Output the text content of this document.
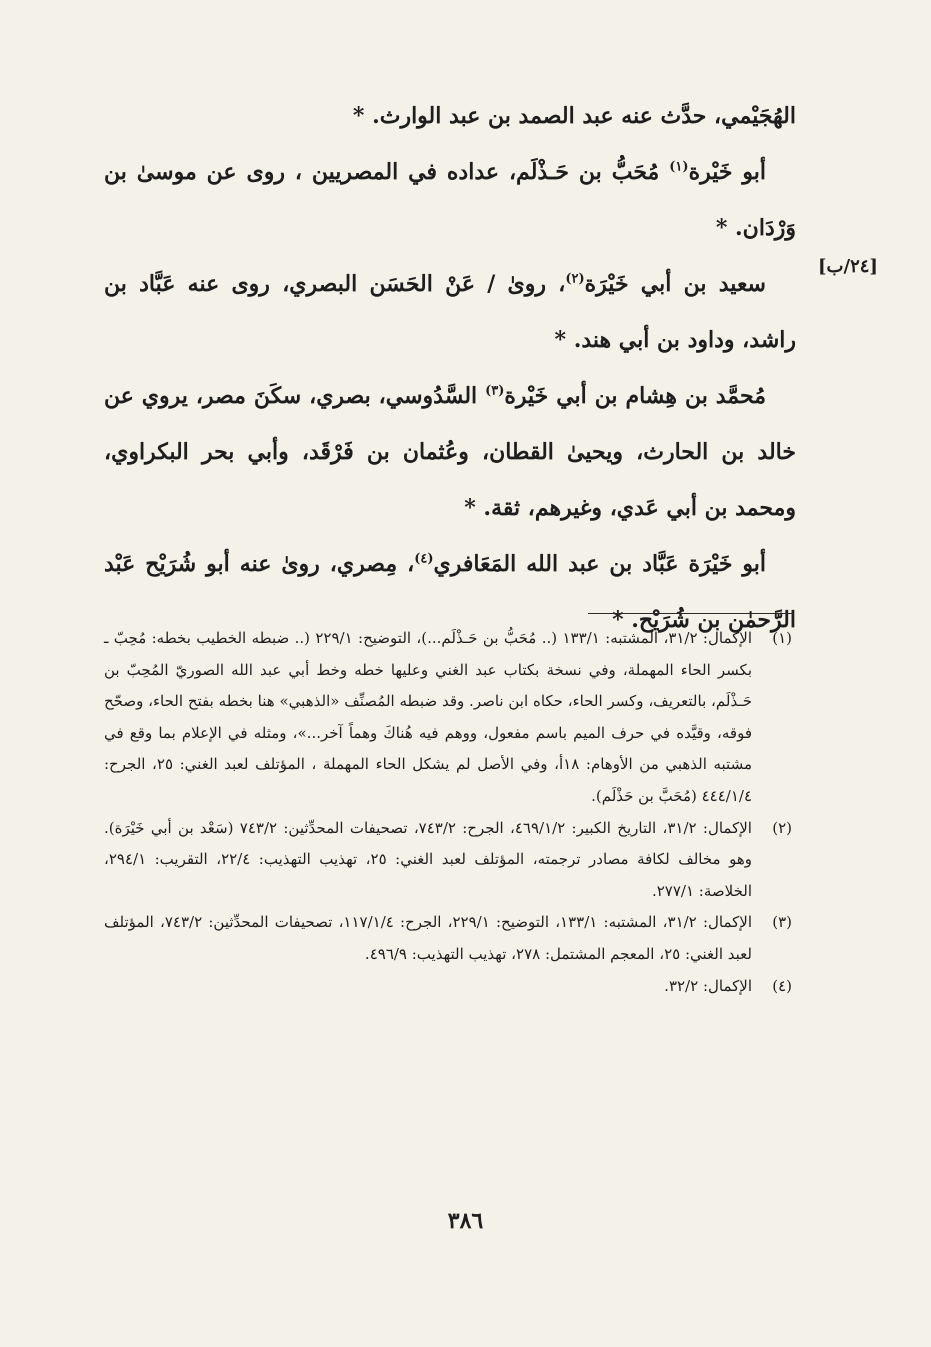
[٢٤/ب]

الهُجَيْمي، حدَّث عنه عبد الصمد بن عبد الوارث. *

أبو خَيْرة$^{(١)}$ مُحَبُّ بن حَـذْلَم، عداده في المصريين ، روى عن موسىٰ بن وَرْدَان. *

سعيد بن أبي خَيْرَة$^{(٢)}$، روىٰ / عَنْ الحَسَن البصري، روى عنه عَبَّاد بن راشد، وداود بن أبي هند. *

مُحمَّد بن هِشام بن أبي خَيْرة$^{(٣)}$ السَّدُوسي، بصري، سكَنَ مصر، يروي عن خالد بن الحارث، ويحيىٰ القطان، وعُثمان بن فَرْقَد، وأبي بحر البكراوي، ومحمد بن أبي عَدي، وغيرهم، ثقة. *

أبو خَيْرَة عَبَّاد بن عبد الله المَعَافري$^{(٤)}$، مِصري، روىٰ عنه أبو شُرَيْح عَبْد الرَّحمٰن بن شُرَيْح. *

(١)
الإكمال: ٣١/٢، المشتبه: ١٣٣/١ (.. مُحَبُّ بن حَـذْلَم...)، التوضيح: ٢٢٩/١ (.. ضبطه الخطيب بخطه: مُحِبّ ـ بكسر الحاء المهملة، وفي نسخة بكتاب عبد الغني وعليها خطه وخط أبي عبد الله الصوريّ المُحِبّ بن حَـذْلَم، بالتعريف، وكسر الحاء، حكاه ابن ناصر. وقد ضبطه المُصنِّف «الذهبي» هنا بخطه بفتح الحاء، وصحّح فوقه، وقيَّده في حرف الميم باسم مفعول، ووهم فيه هُناكَ وهماً آخر...»، ومثله في الإعلام بما وقع في مشتبه الذهبي من الأوهام: ١٨أ، وفي الأصل لم يشكل الحاء المهملة ، المؤتلف لعبد الغني: ٢٥، الجرح: ٤٤٤/١/٤ (مُحَبَّ بن حَذْلَم).

(٢)
الإكمال: ٣١/٢، التاريخ الكبير: ٤٦٩/١/٢، الجرح: ٧٤٣/٢، تصحيفات المحدِّثين: ٧٤٣/٢ (سَعْد بن أبي خَيْرَة). وهو مخالف لكافة مصادر ترجمته، المؤتلف لعبد الغني: ٢٥، تهذيب التهذيب: ٢٢/٤، التقريب: ٢٩٤/١، الخلاصة: ٢٧٧/١.

(٣)
الإكمال: ٣١/٢، المشتبه: ١٣٣/١، التوضيح: ٢٢٩/١، الجرح: ١١٧/١/٤، تصحيفات المحدِّثين: ٧٤٣/٢، المؤتلف لعبد الغني: ٢٥، المعجم المشتمل: ٢٧٨، تهذيب التهذيب: ٤٩٦/٩.

(٤)
الإكمال: ٣٢/٢.

٣٨٦
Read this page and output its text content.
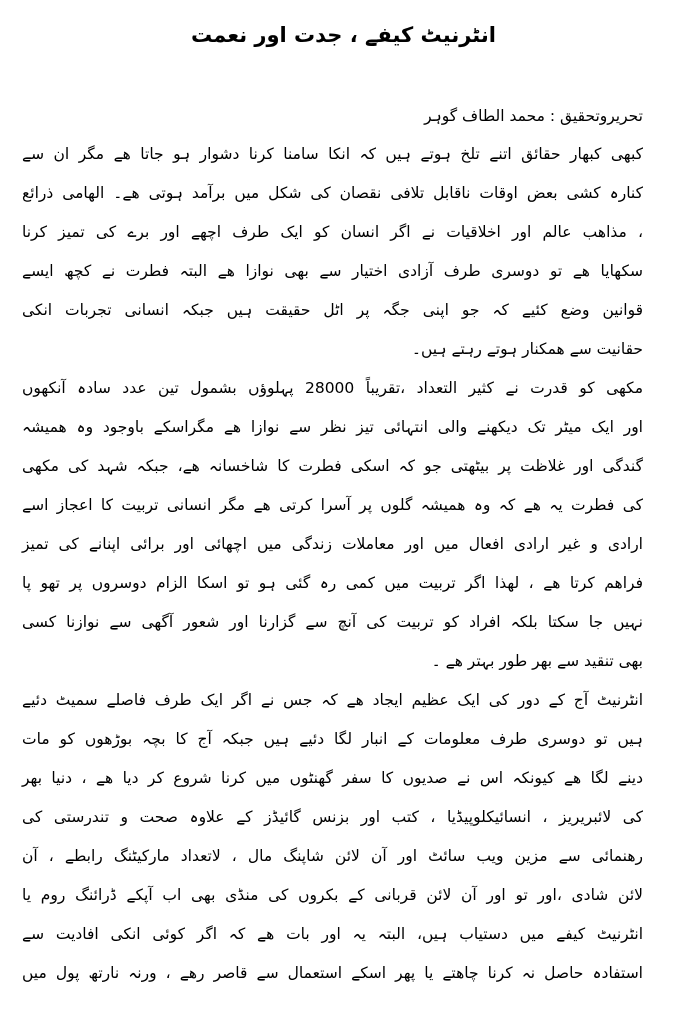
انٹرنیٹ کیفے ، جدت اور نعمت
تحریروتحقیق : محمد الطاف گوہر
کبھی کبھار حقائق اتنے تلخ ہوتے ہیں کہ انکا سامنا کرنا دشوار ہو جاتا ھے مگر ان سے
کنارہ کشی بعض اوقات ناقابل تلافی نقصان کی شکل میں برآمد ہوتی ھے۔ الھامی ذرائع
، مذاھب عالم اور اخلاقیات نے اگر انسان کو ایک طرف اچھے اور برے کی تمیز کرنا
سکھایا ھے تو دوسری طرف آزادی اختیار سے بھی نوازا ھے البتہ فطرت نے کچھ ایسے
قوانین وضع کئیے کہ جو اپنی جگہ پر اٹل حقیقت ہیں جبکہ انسانی تجربات انکی
حقانیت سے ھمکنار ہوتے رہتے ہیں۔
مکھی کو قدرت نے کثیر التعداد ،تقریباً 28000 پہلوؤں بشمول تین عدد سادہ آنکھوں
اور ایک میٹر تک دیکھنے والی انتہائی تیز نظر سے نوازا ھے مگراسکے باوجود وہ ھمیشہ
گندگی اور غلاظت پر بیٹھتی جو کہ اسکی فطرت کا شاخسانہ ھے، جبکہ شہد کی مکھی
کی فطرت یہ ھے کہ وہ ھمیشہ گلوں پر آسرا کرتی ھے مگر انسانی تربیت کا اعجاز اسے
ارادی و غیر ارادی افعال میں اور معاملات زندگی میں اچھائی اور برائی اپنانے کی تمیز
فراھم کرتا ھے ، لھذا اگر تربیت میں کمی رہ گئی ہو تو اسکا الزام دوسروں پر تھو پا
نہیں جا سکتا بلکہ افراد کو تربیت کی آنچ سے گزارنا اور شعور آگھی سے نوازنا کسی
بھی تنقید سے بھر طور بہتر ھے ۔
انٹرنیٹ آج کے دور کی ایک عظیم ایجاد ھے کہ جس نے اگر ایک طرف فاصلے سمیٹ دئیے
ہیں تو دوسری طرف معلومات کے انبار لگا دئیے ہیں جبکہ آج کا بچہ بوڑھوں کو مات
دینے لگا ھے کیونکہ اس نے صدیوں کا سفر گھنٹوں میں کرنا شروع کر دیا ھے ، دنیا بھر
کی لائبریریز ، انسائیکلوپیڈیا ، کتب اور بزنس گائیڈز کے علاوہ صحت و تندرستی کی
رھنمائی سے مزین ویب سائٹ اور آن لائن شاپنگ مال ، لاتعداد مارکیٹنگ رابطے ، آن
لائن شادی ،اور تو اور آن لائن قربانی کے بکروں کی منڈی بھی اب آپکے ڈرائنگ روم یا
انٹرنیٹ کیفے میں دستیاب ہیں، البتہ یہ اور بات ھے کہ اگر کوئی انکی افادیت سے
استفادہ حاصل نہ کرنا چاھتے یا پھر اسکے استعمال سے قاصر رھے ، ورنہ نارتھ پول میں
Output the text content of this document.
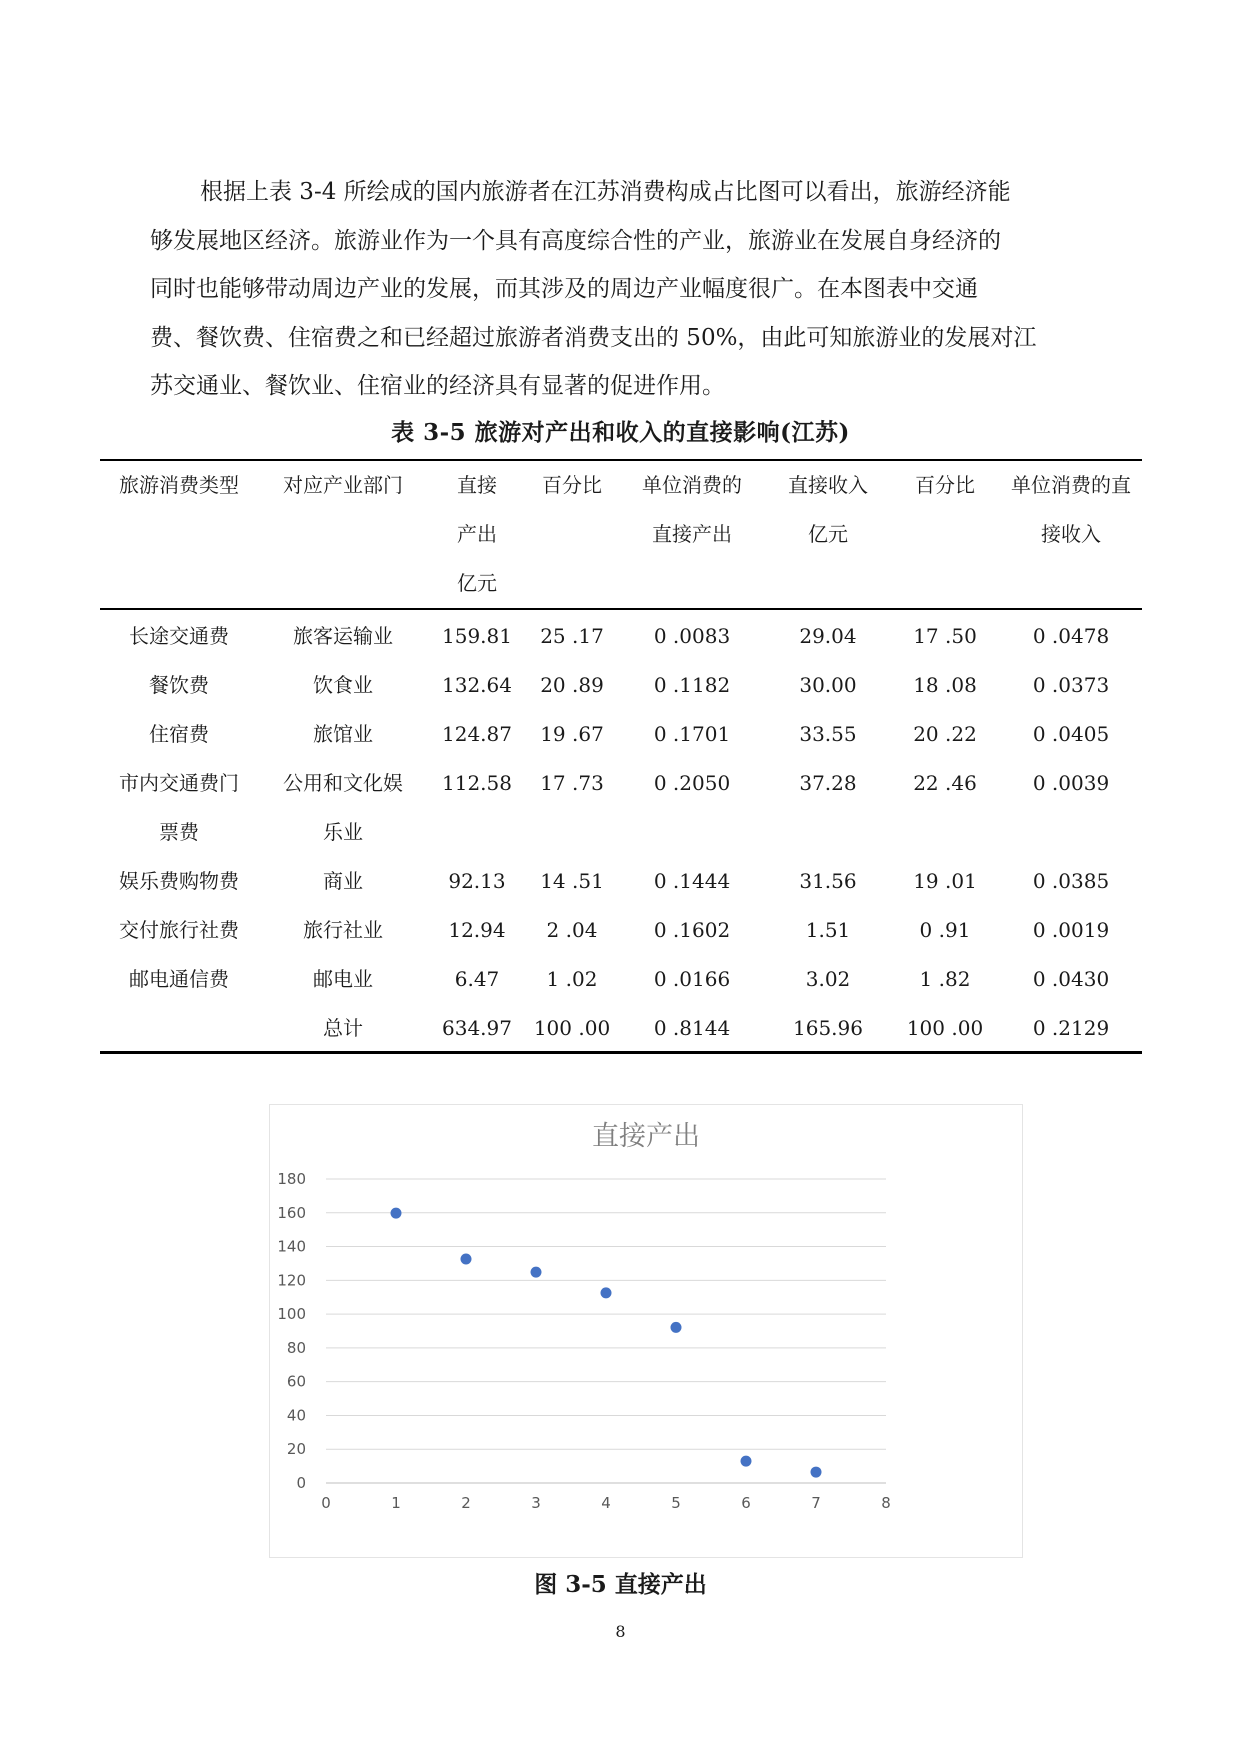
根据上表 3-4 所绘成的国内旅游者在江苏消费构成占比图可以看出，旅游经济能
够发展地区经济。旅游业作为一个具有高度综合性的产业，旅游业在发展自身经济的
同时也能够带动周边产业的发展，而其涉及的周边产业幅度很广。在本图表中交通
费、餐饮费、住宿费之和已经超过旅游者消费支出的 50%，由此可知旅游业的发展对江
苏交通业、餐饮业、住宿业的经济具有显著的促进作用。

表 3-5 旅游对产出和收入的直接影响(江苏)
旅游消费类型	对应产业部门	直接	百分比	单位消费的	直接收入	百分比	单位消费的直
		产出		直接产出	亿元		接收入
		亿元					

长途交通费	旅客运输业	159.81	25 .17	0 .0083	29.04	17 .50	0 .0478
餐饮费	饮食业	132.64	20 .89	0 .1182	30.00	18 .08	0 .0373
住宿费	旅馆业	124.87	19 .67	0 .1701	33.55	20 .22	0 .0405
市内交通费门	公用和文化娱	112.58	17 .73	0 .2050	37.28	22 .46	0 .0039
票费	乐业						
娱乐费购物费	商业	92.13	14 .51	0 .1444	31.56	19 .01	0 .0385
交付旅行社费	旅行社业	12.94	2 .04	0 .1602	1.51	0 .91	0 .0019
邮电通信费	邮电业	6.47	1 .02	0 .0166	3.02	1 .82	0 .0430
	总计	634.97	100 .00	0 .8144	165.96	100 .00	0 .2129
直接产出
0
20
40
60
80
100
120
140
160
180
0	1	2	3	4	5	6	7	8
图 3-5 直接产出
8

※ ※ ※

What this task involves ->
Without the pictures, print the records in full, exactly as they appear.

Reply ->
Output the text content of this document.
[٢٤/ب]

الهُجَيْمي، حدَّث عنه عبد الصمد بن عبد الوارث. *

أبو خَيْرة$^{(١)}$ مُحَبُّ بن حَـذْلَم، عداده في المصريين ، روى عن موسىٰ بن وَرْدَان. *

سعيد بن أبي خَيْرَة$^{(٢)}$، روىٰ / عَنْ الحَسَن البصري، روى عنه عَبَّاد بن راشد، وداود بن أبي هند. *

مُحمَّد بن هِشام بن أبي خَيْرة$^{(٣)}$ السَّدُوسي، بصري، سكَنَ مصر، يروي عن خالد بن الحارث، ويحيىٰ القطان، وعُثمان بن فَرْقَد، وأبي بحر البكراوي، ومحمد بن أبي عَدي، وغيرهم، ثقة. *

أبو خَيْرَة عَبَّاد بن عبد الله المَعَافري$^{(٤)}$، مِصري، روىٰ عنه أبو شُرَيْح عَبْد الرَّحمٰن بن شُرَيْح. *

(١)
الإكمال: ٣١/٢، المشتبه: ١٣٣/١ (.. مُحَبُّ بن حَـذْلَم...)، التوضيح: ٢٢٩/١ (.. ضبطه الخطيب بخطه: مُحِبّ ـ بكسر الحاء المهملة، وفي نسخة بكتاب عبد الغني وعليها خطه وخط أبي عبد الله الصوريّ المُحِبّ بن حَـذْلَم، بالتعريف، وكسر الحاء، حكاه ابن ناصر. وقد ضبطه المُصنِّف «الذهبي» هنا بخطه بفتح الحاء، وصحّح فوقه، وقيَّده في حرف الميم باسم مفعول، ووهم فيه هُناكَ وهماً آخر...»، ومثله في الإعلام بما وقع في مشتبه الذهبي من الأوهام: ١٨أ، وفي الأصل لم يشكل الحاء المهملة ، المؤتلف لعبد الغني: ٢٥، الجرح: ٤٤٤/١/٤ (مُحَبَّ بن حَذْلَم).

(٢)
الإكمال: ٣١/٢، التاريخ الكبير: ٤٦٩/١/٢، الجرح: ٧٤٣/٢، تصحيفات المحدِّثين: ٧٤٣/٢ (سَعْد بن أبي خَيْرَة). وهو مخالف لكافة مصادر ترجمته، المؤتلف لعبد الغني: ٢٥، تهذيب التهذيب: ٢٢/٤، التقريب: ٢٩٤/١، الخلاصة: ٢٧٧/١.

(٣)
الإكمال: ٣١/٢، المشتبه: ١٣٣/١، التوضيح: ٢٢٩/١، الجرح: ١١٧/١/٤، تصحيفات المحدِّثين: ٧٤٣/٢، المؤتلف لعبد الغني: ٢٥، المعجم المشتمل: ٢٧٨، تهذيب التهذيب: ٤٩٦/٩.

(٤)
الإكمال: ٣٢/٢.

٣٨٦
Read this page and output its text content.
انٹرنیٹ کیفے ، جدت اور نعمت
تحریروتحقیق : محمد الطاف گوہر
کبھی کبھار حقائق اتنے تلخ ہوتے ہیں کہ انکا سامنا کرنا دشوار ہو جاتا ھے مگر ان سے
کنارہ کشی بعض اوقات ناقابل تلافی نقصان کی شکل میں برآمد ہوتی ھے۔ الھامی ذرائع
، مذاھب عالم اور اخلاقیات نے اگر انسان کو ایک طرف اچھے اور برے کی تمیز کرنا
سکھایا ھے تو دوسری طرف آزادی اختیار سے بھی نوازا ھے البتہ فطرت نے کچھ ایسے
قوانین وضع کئیے کہ جو اپنی جگہ پر اٹل حقیقت ہیں جبکہ انسانی تجربات انکی
حقانیت سے ھمکنار ہوتے رہتے ہیں۔
مکھی کو قدرت نے کثیر التعداد ،تقریباً 28000 پہلوؤں بشمول تین عدد سادہ آنکھوں
اور ایک میٹر تک دیکھنے والی انتہائی تیز نظر سے نوازا ھے مگراسکے باوجود وہ ھمیشہ
گندگی اور غلاظت پر بیٹھتی جو کہ اسکی فطرت کا شاخسانہ ھے، جبکہ شہد کی مکھی
کی فطرت یہ ھے کہ وہ ھمیشہ گلوں پر آسرا کرتی ھے مگر انسانی تربیت کا اعجاز اسے
ارادی و غیر ارادی افعال میں اور معاملات زندگی میں اچھائی اور برائی اپنانے کی تمیز
فراھم کرتا ھے ، لھذا اگر تربیت میں کمی رہ گئی ہو تو اسکا الزام دوسروں پر تھو پا
نہیں جا سکتا بلکہ افراد کو تربیت کی آنچ سے گزارنا اور شعور آگھی سے نوازنا کسی
بھی تنقید سے بھر طور بہتر ھے ۔
انٹرنیٹ آج کے دور کی ایک عظیم ایجاد ھے کہ جس نے اگر ایک طرف فاصلے سمیٹ دئیے
ہیں تو دوسری طرف معلومات کے انبار لگا دئیے ہیں جبکہ آج کا بچہ بوڑھوں کو مات
دینے لگا ھے کیونکہ اس نے صدیوں کا سفر گھنٹوں میں کرنا شروع کر دیا ھے ، دنیا بھر
کی لائبریریز ، انسائیکلوپیڈیا ، کتب اور بزنس گائیڈز کے علاوہ صحت و تندرستی کی
رھنمائی سے مزین ویب سائٹ اور آن لائن شاپنگ مال ، لاتعداد مارکیٹنگ رابطے ، آن
لائن شادی ،اور تو اور آن لائن قربانی کے بکروں کی منڈی بھی اب آپکے ڈرائنگ روم یا
انٹرنیٹ کیفے میں دستیاب ہیں، البتہ یہ اور بات ھے کہ اگر کوئی انکی افادیت سے
استفادہ حاصل نہ کرنا چاھتے یا پھر اسکے استعمال سے قاصر رھے ، ورنہ نارتھ پول میں
Output the text content of this document.
根据上表 3-4 所绘成的国内旅游者在江苏消费构成占比图可以看出，旅游经济能
够发展地区经济。旅游业作为一个具有高度综合性的产业，旅游业在发展自身经济的
同时也能够带动周边产业的发展，而其涉及的周边产业幅度很广。在本图表中交通
费、餐饮费、住宿费之和已经超过旅游者消费支出的 50%，由此可知旅游业的发展对江
苏交通业、餐饮业、住宿业的经济具有显著的促进作用。

表 3-5 旅游对产出和收入的直接影响(江苏)
旅游消费类型	对应产业部门	直接	百分比	单位消费的	直接收入	百分比	单位消费的直
		产出		直接产出	亿元		接收入
		亿元					

长途交通费	旅客运输业	159.81	25 .17	0 .0083	29.04	17 .50	0 .0478
餐饮费	饮食业	132.64	20 .89	0 .1182	30.00	18 .08	0 .0373
住宿费	旅馆业	124.87	19 .67	0 .1701	33.55	20 .22	0 .0405
市内交通费门	公用和文化娱	112.58	17 .73	0 .2050	37.28	22 .46	0 .0039
票费	乐业						
娱乐费购物费	商业	92.13	14 .51	0 .1444	31.56	19 .01	0 .0385
交付旅行社费	旅行社业	12.94	2 .04	0 .1602	1.51	0 .91	0 .0019
邮电通信费	邮电业	6.47	1 .02	0 .0166	3.02	1 .82	0 .0430
	总计	634.97	100 .00	0 .8144	165.96	100 .00	0 .2129
直接产出
0
20
40
60
80
100
120
140
160
180
0	1	2	3	4	5	6	7	8
图 3-5 直接产出
8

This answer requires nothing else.